EXCERPTED RECORDS -
>>

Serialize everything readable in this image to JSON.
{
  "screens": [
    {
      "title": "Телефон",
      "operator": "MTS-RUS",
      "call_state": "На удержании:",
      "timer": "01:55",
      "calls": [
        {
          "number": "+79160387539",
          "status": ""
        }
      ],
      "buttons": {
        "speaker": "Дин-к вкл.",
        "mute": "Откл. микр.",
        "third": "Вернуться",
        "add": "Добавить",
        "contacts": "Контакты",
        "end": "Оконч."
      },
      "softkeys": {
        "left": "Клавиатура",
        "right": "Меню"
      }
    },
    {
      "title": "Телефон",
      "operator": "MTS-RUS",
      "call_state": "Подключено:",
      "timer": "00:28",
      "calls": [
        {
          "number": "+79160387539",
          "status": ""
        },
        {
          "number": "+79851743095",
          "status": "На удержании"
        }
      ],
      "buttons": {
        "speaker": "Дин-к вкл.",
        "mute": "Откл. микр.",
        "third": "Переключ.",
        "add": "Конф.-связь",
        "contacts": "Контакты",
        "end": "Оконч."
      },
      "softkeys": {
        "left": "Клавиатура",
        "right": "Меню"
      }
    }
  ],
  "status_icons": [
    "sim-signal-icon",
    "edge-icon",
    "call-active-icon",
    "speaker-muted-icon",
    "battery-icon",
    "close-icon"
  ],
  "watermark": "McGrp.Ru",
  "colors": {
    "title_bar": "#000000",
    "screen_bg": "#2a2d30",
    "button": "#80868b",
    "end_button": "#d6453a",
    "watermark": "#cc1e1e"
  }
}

<<

GOAL OF THE EXERCISE -
Find every line that holds "удержании" and copy it.

OUTPUT OF THE TASK -
      "call_state": "На удержании:",
          "status": "На удержании"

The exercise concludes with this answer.